[Task input start]

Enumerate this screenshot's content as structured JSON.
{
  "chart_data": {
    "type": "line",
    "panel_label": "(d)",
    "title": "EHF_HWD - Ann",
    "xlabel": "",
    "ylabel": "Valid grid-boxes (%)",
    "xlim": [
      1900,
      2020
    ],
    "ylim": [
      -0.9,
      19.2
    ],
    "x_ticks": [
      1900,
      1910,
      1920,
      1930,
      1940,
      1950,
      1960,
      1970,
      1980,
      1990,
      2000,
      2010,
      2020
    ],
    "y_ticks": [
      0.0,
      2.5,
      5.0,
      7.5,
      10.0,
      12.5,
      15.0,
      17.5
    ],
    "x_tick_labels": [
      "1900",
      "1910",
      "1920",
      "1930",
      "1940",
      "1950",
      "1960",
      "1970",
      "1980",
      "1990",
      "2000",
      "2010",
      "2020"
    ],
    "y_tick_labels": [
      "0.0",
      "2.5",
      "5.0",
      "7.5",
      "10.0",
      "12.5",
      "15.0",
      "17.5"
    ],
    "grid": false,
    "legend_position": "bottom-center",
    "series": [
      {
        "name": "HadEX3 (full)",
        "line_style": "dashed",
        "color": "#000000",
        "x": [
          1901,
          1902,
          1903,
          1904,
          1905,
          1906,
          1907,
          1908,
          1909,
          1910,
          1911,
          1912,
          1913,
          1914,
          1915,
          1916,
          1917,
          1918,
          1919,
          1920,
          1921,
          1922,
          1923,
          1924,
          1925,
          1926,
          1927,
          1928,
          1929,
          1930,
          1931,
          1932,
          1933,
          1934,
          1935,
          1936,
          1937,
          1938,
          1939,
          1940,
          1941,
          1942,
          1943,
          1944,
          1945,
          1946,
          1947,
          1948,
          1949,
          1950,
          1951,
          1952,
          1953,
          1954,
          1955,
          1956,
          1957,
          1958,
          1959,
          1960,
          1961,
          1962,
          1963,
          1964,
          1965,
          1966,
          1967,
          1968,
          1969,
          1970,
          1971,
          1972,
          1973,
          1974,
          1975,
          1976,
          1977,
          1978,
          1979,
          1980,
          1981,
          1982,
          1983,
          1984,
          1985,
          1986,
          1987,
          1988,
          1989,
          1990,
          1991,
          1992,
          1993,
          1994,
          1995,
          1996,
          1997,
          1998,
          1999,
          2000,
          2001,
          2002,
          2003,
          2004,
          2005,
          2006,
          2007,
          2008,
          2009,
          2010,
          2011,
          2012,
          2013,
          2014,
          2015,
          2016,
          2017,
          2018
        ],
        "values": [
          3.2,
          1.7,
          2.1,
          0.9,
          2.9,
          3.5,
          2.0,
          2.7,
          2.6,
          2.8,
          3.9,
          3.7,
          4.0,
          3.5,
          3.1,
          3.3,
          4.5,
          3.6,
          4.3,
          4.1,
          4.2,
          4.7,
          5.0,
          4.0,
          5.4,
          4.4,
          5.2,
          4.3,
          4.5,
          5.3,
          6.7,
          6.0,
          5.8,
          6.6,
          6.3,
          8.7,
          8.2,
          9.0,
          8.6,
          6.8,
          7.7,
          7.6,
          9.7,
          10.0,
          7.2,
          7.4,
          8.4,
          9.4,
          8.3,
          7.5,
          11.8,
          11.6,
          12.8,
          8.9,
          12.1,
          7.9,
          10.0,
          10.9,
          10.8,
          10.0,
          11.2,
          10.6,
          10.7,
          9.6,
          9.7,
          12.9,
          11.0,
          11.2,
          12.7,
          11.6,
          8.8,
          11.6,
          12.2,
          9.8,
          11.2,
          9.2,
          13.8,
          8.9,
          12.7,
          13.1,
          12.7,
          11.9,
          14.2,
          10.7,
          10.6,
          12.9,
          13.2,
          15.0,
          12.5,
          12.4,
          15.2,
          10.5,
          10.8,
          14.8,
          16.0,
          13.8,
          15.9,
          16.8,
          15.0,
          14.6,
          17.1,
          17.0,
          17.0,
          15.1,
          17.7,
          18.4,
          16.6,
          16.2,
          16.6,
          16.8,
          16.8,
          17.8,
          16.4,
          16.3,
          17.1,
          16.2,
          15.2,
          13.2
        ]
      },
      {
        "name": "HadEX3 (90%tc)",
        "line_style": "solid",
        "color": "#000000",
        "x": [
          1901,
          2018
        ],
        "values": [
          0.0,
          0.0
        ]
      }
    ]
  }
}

[Task input end]

The records above should be duplicated in full, exactly as given.

Enumerate this screenshot's content as structured JSON.
{
  "chart_data": {
    "type": "line",
    "panel_label": "(d)",
    "title": "EHF_HWD - Ann",
    "xlabel": "",
    "ylabel": "Valid grid-boxes (%)",
    "xlim": [
      1900,
      2020
    ],
    "ylim": [
      -0.9,
      19.2
    ],
    "x_ticks": [
      1900,
      1910,
      1920,
      1930,
      1940,
      1950,
      1960,
      1970,
      1980,
      1990,
      2000,
      2010,
      2020
    ],
    "y_ticks": [
      0.0,
      2.5,
      5.0,
      7.5,
      10.0,
      12.5,
      15.0,
      17.5
    ],
    "x_tick_labels": [
      "1900",
      "1910",
      "1920",
      "1930",
      "1940",
      "1950",
      "1960",
      "1970",
      "1980",
      "1990",
      "2000",
      "2010",
      "2020"
    ],
    "y_tick_labels": [
      "0.0",
      "2.5",
      "5.0",
      "7.5",
      "10.0",
      "12.5",
      "15.0",
      "17.5"
    ],
    "grid": false,
    "legend_position": "bottom-center",
    "series": [
      {
        "name": "HadEX3 (full)",
        "line_style": "dashed",
        "color": "#000000",
        "x": [
          1901,
          1902,
          1903,
          1904,
          1905,
          1906,
          1907,
          1908,
          1909,
          1910,
          1911,
          1912,
          1913,
          1914,
          1915,
          1916,
          1917,
          1918,
          1919,
          1920,
          1921,
          1922,
          1923,
          1924,
          1925,
          1926,
          1927,
          1928,
          1929,
          1930,
          1931,
          1932,
          1933,
          1934,
          1935,
          1936,
          1937,
          1938,
          1939,
          1940,
          1941,
          1942,
          1943,
          1944,
          1945,
          1946,
          1947,
          1948,
          1949,
          1950,
          1951,
          1952,
          1953,
          1954,
          1955,
          1956,
          1957,
          1958,
          1959,
          1960,
          1961,
          1962,
          1963,
          1964,
          1965,
          1966,
          1967,
          1968,
          1969,
          1970,
          1971,
          1972,
          1973,
          1974,
          1975,
          1976,
          1977,
          1978,
          1979,
          1980,
          1981,
          1982,
          1983,
          1984,
          1985,
          1986,
          1987,
          1988,
          1989,
          1990,
          1991,
          1992,
          1993,
          1994,
          1995,
          1996,
          1997,
          1998,
          1999,
          2000,
          2001,
          2002,
          2003,
          2004,
          2005,
          2006,
          2007,
          2008,
          2009,
          2010,
          2011,
          2012,
          2013,
          2014,
          2015,
          2016,
          2017,
          2018
        ],
        "values": [
          3.2,
          1.7,
          2.1,
          0.9,
          2.9,
          3.5,
          2.0,
          2.7,
          2.6,
          2.8,
          3.9,
          3.7,
          4.0,
          3.5,
          3.1,
          3.3,
          4.5,
          3.6,
          4.3,
          4.1,
          4.2,
          4.7,
          5.0,
          4.0,
          5.4,
          4.4,
          5.2,
          4.3,
          4.5,
          5.3,
          6.7,
          6.0,
          5.8,
          6.6,
          6.3,
          8.7,
          8.2,
          9.0,
          8.6,
          6.8,
          7.7,
          7.6,
          9.7,
          10.0,
          7.2,
          7.4,
          8.4,
          9.4,
          8.3,
          7.5,
          11.8,
          11.6,
          12.8,
          8.9,
          12.1,
          7.9,
          10.0,
          10.9,
          10.8,
          10.0,
          11.2,
          10.6,
          10.7,
          9.6,
          9.7,
          12.9,
          11.0,
          11.2,
          12.7,
          11.6,
          8.8,
          11.6,
          12.2,
          9.8,
          11.2,
          9.2,
          13.8,
          8.9,
          12.7,
          13.1,
          12.7,
          11.9,
          14.2,
          10.7,
          10.6,
          12.9,
          13.2,
          15.0,
          12.5,
          12.4,
          15.2,
          10.5,
          10.8,
          14.8,
          16.0,
          13.8,
          15.9,
          16.8,
          15.0,
          14.6,
          17.1,
          17.0,
          17.0,
          15.1,
          17.7,
          18.4,
          16.6,
          16.2,
          16.6,
          16.8,
          16.8,
          17.8,
          16.4,
          16.3,
          17.1,
          16.2,
          15.2,
          13.2
        ]
      },
      {
        "name": "HadEX3 (90%tc)",
        "line_style": "solid",
        "color": "#000000",
        "x": [
          1901,
          2018
        ],
        "values": [
          0.0,
          0.0
        ]
      }
    ]
  }
}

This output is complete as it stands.